- EXERCISE REQUIREMENTS:
All of the material below is to be retyped exactly.
● ● ● ● ●
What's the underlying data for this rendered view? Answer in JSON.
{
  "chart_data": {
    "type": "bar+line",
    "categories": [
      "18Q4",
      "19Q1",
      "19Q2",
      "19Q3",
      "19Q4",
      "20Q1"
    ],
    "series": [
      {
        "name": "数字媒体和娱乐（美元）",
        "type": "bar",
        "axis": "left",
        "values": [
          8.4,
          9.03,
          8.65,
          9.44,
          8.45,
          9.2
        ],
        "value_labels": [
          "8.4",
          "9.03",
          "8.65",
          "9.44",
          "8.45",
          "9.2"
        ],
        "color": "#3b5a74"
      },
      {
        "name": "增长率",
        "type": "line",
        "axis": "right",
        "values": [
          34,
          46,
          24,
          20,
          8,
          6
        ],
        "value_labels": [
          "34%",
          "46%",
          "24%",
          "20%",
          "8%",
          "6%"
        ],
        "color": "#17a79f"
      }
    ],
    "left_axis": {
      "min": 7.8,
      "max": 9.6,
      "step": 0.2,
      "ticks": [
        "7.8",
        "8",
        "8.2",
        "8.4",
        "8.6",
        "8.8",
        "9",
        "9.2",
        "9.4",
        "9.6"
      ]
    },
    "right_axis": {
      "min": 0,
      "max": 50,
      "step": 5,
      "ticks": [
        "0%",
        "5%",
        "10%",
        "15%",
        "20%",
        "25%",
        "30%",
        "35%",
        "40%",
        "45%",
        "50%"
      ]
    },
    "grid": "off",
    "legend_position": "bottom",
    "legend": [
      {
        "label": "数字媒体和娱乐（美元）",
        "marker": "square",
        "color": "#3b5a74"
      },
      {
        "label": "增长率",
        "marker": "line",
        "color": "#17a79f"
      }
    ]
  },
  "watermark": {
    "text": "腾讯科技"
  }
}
● ● ● ● ●
- TASK ANSWER:
What's the underlying data for this rendered view? Answer in JSON.
{
  "chart_data": {
    "type": "bar+line",
    "categories": [
      "18Q4",
      "19Q1",
      "19Q2",
      "19Q3",
      "19Q4",
      "20Q1"
    ],
    "series": [
      {
        "name": "数字媒体和娱乐（美元）",
        "type": "bar",
        "axis": "left",
        "values": [
          8.4,
          9.03,
          8.65,
          9.44,
          8.45,
          9.2
        ],
        "value_labels": [
          "8.4",
          "9.03",
          "8.65",
          "9.44",
          "8.45",
          "9.2"
        ],
        "color": "#3b5a74"
      },
      {
        "name": "增长率",
        "type": "line",
        "axis": "right",
        "values": [
          34,
          46,
          24,
          20,
          8,
          6
        ],
        "value_labels": [
          "34%",
          "46%",
          "24%",
          "20%",
          "8%",
          "6%"
        ],
        "color": "#17a79f"
      }
    ],
    "left_axis": {
      "min": 7.8,
      "max": 9.6,
      "step": 0.2,
      "ticks": [
        "7.8",
        "8",
        "8.2",
        "8.4",
        "8.6",
        "8.8",
        "9",
        "9.2",
        "9.4",
        "9.6"
      ]
    },
    "right_axis": {
      "min": 0,
      "max": 50,
      "step": 5,
      "ticks": [
        "0%",
        "5%",
        "10%",
        "15%",
        "20%",
        "25%",
        "30%",
        "35%",
        "40%",
        "45%",
        "50%"
      ]
    },
    "grid": "off",
    "legend_position": "bottom",
    "legend": [
      {
        "label": "数字媒体和娱乐（美元）",
        "marker": "square",
        "color": "#3b5a74"
      },
      {
        "label": "增长率",
        "marker": "line",
        "color": "#17a79f"
      }
    ]
  },
  "watermark": {
    "text": "腾讯科技"
  }
}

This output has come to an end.